Task requirements
Write out each of the following records line for line, without changing a single character.

Data listing

########

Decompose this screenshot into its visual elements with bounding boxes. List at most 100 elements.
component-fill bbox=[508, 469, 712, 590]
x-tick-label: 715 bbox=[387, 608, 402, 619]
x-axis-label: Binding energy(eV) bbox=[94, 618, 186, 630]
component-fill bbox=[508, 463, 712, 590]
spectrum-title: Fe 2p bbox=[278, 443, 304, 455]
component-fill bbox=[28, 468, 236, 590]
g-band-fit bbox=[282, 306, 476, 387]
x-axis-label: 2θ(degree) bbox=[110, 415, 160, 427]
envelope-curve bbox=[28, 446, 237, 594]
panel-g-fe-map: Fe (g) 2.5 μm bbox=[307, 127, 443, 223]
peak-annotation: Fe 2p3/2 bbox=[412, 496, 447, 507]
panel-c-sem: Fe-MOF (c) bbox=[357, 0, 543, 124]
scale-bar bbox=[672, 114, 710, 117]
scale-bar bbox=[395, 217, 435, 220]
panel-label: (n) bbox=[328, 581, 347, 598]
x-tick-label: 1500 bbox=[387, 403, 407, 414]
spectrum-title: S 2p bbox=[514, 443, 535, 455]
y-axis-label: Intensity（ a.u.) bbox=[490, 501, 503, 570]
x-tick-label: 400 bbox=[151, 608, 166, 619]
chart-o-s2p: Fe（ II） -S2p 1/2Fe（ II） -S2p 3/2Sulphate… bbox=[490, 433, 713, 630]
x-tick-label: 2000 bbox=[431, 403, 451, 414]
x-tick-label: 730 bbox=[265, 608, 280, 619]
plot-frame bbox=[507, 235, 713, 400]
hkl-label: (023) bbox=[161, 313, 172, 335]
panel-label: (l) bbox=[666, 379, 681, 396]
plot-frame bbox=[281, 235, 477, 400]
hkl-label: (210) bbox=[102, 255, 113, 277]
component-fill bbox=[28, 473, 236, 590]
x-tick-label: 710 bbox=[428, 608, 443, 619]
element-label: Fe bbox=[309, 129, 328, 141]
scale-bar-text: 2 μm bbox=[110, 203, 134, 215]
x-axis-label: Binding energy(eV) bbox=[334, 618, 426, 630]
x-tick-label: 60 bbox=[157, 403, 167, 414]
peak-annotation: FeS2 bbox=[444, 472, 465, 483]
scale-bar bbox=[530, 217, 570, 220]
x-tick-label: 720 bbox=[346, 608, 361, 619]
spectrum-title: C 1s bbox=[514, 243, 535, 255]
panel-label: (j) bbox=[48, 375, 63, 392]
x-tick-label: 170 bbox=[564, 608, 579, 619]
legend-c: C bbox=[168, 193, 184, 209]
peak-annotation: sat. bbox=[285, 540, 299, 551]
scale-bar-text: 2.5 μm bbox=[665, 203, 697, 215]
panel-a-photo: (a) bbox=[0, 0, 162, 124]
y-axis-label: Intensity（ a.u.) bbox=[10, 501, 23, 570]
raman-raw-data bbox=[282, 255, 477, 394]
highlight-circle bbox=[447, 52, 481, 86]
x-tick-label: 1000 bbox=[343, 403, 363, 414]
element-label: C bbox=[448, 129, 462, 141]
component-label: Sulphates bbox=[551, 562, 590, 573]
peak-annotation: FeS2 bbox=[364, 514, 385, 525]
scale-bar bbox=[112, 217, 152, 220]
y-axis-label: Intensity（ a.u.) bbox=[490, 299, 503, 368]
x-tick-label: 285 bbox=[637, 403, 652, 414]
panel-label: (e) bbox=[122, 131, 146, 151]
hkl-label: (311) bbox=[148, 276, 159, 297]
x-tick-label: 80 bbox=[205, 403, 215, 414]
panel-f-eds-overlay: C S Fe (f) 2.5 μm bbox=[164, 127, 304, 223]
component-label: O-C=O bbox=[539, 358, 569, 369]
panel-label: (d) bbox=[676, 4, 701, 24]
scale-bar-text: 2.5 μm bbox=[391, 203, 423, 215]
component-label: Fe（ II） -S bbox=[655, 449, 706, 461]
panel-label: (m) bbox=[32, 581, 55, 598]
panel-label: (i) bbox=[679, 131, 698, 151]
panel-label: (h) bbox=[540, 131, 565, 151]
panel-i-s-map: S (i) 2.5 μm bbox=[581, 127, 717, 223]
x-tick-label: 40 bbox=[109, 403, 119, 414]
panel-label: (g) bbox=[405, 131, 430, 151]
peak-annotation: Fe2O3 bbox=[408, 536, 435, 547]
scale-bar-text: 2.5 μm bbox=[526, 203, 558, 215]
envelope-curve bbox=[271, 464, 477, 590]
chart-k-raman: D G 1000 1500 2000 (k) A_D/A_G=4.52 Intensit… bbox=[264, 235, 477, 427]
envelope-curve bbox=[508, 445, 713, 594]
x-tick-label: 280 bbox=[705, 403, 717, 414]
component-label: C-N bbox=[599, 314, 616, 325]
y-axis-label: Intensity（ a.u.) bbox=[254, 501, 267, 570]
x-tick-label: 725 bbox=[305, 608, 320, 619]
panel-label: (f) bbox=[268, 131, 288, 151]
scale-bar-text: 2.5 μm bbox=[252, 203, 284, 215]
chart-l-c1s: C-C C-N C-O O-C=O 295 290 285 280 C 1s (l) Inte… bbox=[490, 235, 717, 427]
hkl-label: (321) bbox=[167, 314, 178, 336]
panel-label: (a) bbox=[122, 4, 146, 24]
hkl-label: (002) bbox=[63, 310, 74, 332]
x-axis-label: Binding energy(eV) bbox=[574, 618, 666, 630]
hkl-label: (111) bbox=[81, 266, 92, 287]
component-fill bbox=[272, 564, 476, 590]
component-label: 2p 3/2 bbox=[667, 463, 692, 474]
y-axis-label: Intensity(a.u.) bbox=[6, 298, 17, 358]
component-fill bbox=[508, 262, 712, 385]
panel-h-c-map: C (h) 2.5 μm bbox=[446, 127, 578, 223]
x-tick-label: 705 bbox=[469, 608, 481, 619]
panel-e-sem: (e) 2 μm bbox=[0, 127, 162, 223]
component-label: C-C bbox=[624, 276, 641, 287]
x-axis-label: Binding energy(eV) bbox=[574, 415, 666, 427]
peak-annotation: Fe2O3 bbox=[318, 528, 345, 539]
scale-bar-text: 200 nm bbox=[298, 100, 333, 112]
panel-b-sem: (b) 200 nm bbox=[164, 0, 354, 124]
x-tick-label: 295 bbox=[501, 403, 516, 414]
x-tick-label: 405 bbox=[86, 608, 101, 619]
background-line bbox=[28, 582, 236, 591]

########

Complete response
Decompose this screenshot into its visual elements with bounding boxes. List at most 100 elements.
component-fill bbox=[508, 469, 712, 590]
x-tick-label: 715 bbox=[387, 608, 402, 619]
x-axis-label: Binding energy(eV) bbox=[94, 618, 186, 630]
component-fill bbox=[508, 463, 712, 590]
spectrum-title: Fe 2p bbox=[278, 443, 304, 455]
component-fill bbox=[28, 468, 236, 590]
g-band-fit bbox=[282, 306, 476, 387]
x-axis-label: 2θ(degree) bbox=[110, 415, 160, 427]
envelope-curve bbox=[28, 446, 237, 594]
panel-g-fe-map: Fe (g) 2.5 μm bbox=[307, 127, 443, 223]
peak-annotation: Fe 2p3/2 bbox=[412, 496, 447, 507]
panel-c-sem: Fe-MOF (c) bbox=[357, 0, 543, 124]
scale-bar bbox=[672, 114, 710, 117]
scale-bar bbox=[395, 217, 435, 220]
panel-label: (n) bbox=[328, 581, 347, 598]
x-tick-label: 1500 bbox=[387, 403, 407, 414]
spectrum-title: S 2p bbox=[514, 443, 535, 455]
y-axis-label: Intensity（ a.u.) bbox=[490, 501, 503, 570]
x-tick-label: 400 bbox=[151, 608, 166, 619]
chart-o-s2p: Fe（ II） -S2p 1/2Fe（ II） -S2p 3/2Sulphate… bbox=[490, 433, 713, 630]
x-tick-label: 2000 bbox=[431, 403, 451, 414]
x-tick-label: 730 bbox=[265, 608, 280, 619]
plot-frame bbox=[507, 235, 713, 400]
hkl-label: (023) bbox=[161, 313, 172, 335]
panel-label: (l) bbox=[666, 379, 681, 396]
plot-frame bbox=[281, 235, 477, 400]
hkl-label: (210) bbox=[102, 255, 113, 277]
component-fill bbox=[28, 473, 236, 590]
x-tick-label: 710 bbox=[428, 608, 443, 619]
element-label: Fe bbox=[309, 129, 328, 141]
scale-bar-text: 2 μm bbox=[110, 203, 134, 215]
x-axis-label: Binding energy(eV) bbox=[334, 618, 426, 630]
x-tick-label: 60 bbox=[157, 403, 167, 414]
peak-annotation: FeS2 bbox=[444, 472, 465, 483]
scale-bar bbox=[530, 217, 570, 220]
x-tick-label: 720 bbox=[346, 608, 361, 619]
spectrum-title: C 1s bbox=[514, 243, 535, 255]
panel-label: (j) bbox=[48, 375, 63, 392]
x-tick-label: 170 bbox=[564, 608, 579, 619]
legend-c: C bbox=[168, 193, 184, 209]
peak-annotation: sat. bbox=[285, 540, 299, 551]
scale-bar-text: 2.5 μm bbox=[665, 203, 697, 215]
panel-a-photo: (a) bbox=[0, 0, 162, 124]
y-axis-label: Intensity（ a.u.) bbox=[10, 501, 23, 570]
raman-raw-data bbox=[282, 255, 477, 394]
highlight-circle bbox=[447, 52, 481, 86]
x-tick-label: 1000 bbox=[343, 403, 363, 414]
element-label: C bbox=[448, 129, 462, 141]
component-label: Sulphates bbox=[551, 562, 590, 573]
peak-annotation: FeS2 bbox=[364, 514, 385, 525]
scale-bar bbox=[112, 217, 152, 220]
y-axis-label: Intensity（ a.u.) bbox=[490, 299, 503, 368]
x-tick-label: 285 bbox=[637, 403, 652, 414]
panel-label: (e) bbox=[122, 131, 146, 151]
hkl-label: (311) bbox=[148, 276, 159, 297]
x-tick-label: 80 bbox=[205, 403, 215, 414]
panel-f-eds-overlay: C S Fe (f) 2.5 μm bbox=[164, 127, 304, 223]
component-label: O-C=O bbox=[539, 358, 569, 369]
panel-label: (d) bbox=[676, 4, 701, 24]
scale-bar-text: 2.5 μm bbox=[391, 203, 423, 215]
component-label: Fe（ II） -S bbox=[655, 449, 706, 461]
panel-label: (m) bbox=[32, 581, 55, 598]
panel-label: (i) bbox=[679, 131, 698, 151]
panel-label: (h) bbox=[540, 131, 565, 151]
panel-i-s-map: S (i) 2.5 μm bbox=[581, 127, 717, 223]
x-tick-label: 40 bbox=[109, 403, 119, 414]
panel-label: (g) bbox=[405, 131, 430, 151]
peak-annotation: Fe2O3 bbox=[408, 536, 435, 547]
scale-bar-text: 2.5 μm bbox=[526, 203, 558, 215]
envelope-curve bbox=[271, 464, 477, 590]
chart-k-raman: D G 1000 1500 2000 (k) A_D/A_G=4.52 Intensit… bbox=[264, 235, 477, 427]
envelope-curve bbox=[508, 445, 713, 594]
x-tick-label: 280 bbox=[705, 403, 717, 414]
component-label: C-N bbox=[599, 314, 616, 325]
y-axis-label: Intensity（ a.u.) bbox=[254, 501, 267, 570]
x-tick-label: 725 bbox=[305, 608, 320, 619]
panel-label: (f) bbox=[268, 131, 288, 151]
scale-bar-text: 2.5 μm bbox=[252, 203, 284, 215]
chart-l-c1s: C-C C-N C-O O-C=O 295 290 285 280 C 1s (l) Inte… bbox=[490, 235, 717, 427]
hkl-label: (321) bbox=[167, 314, 178, 336]
panel-label: (a) bbox=[122, 4, 146, 24]
hkl-label: (002) bbox=[63, 310, 74, 332]
x-axis-label: Binding energy(eV) bbox=[574, 618, 666, 630]
hkl-label: (111) bbox=[81, 266, 92, 287]
component-fill bbox=[272, 564, 476, 590]
component-label: 2p 3/2 bbox=[667, 463, 692, 474]
y-axis-label: Intensity(a.u.) bbox=[6, 298, 17, 358]
component-fill bbox=[508, 262, 712, 385]
panel-h-c-map: C (h) 2.5 μm bbox=[446, 127, 578, 223]
x-tick-label: 705 bbox=[469, 608, 481, 619]
panel-e-sem: (e) 2 μm bbox=[0, 127, 162, 223]
component-label: C-C bbox=[624, 276, 641, 287]
x-axis-label: Binding energy(eV) bbox=[574, 415, 666, 427]
peak-annotation: Fe2O3 bbox=[318, 528, 345, 539]
scale-bar-text: 200 nm bbox=[298, 100, 333, 112]
panel-b-sem: (b) 200 nm bbox=[164, 0, 354, 124]
x-tick-label: 295 bbox=[501, 403, 516, 414]
x-tick-label: 405 bbox=[86, 608, 101, 619]
background-line bbox=[28, 582, 236, 591]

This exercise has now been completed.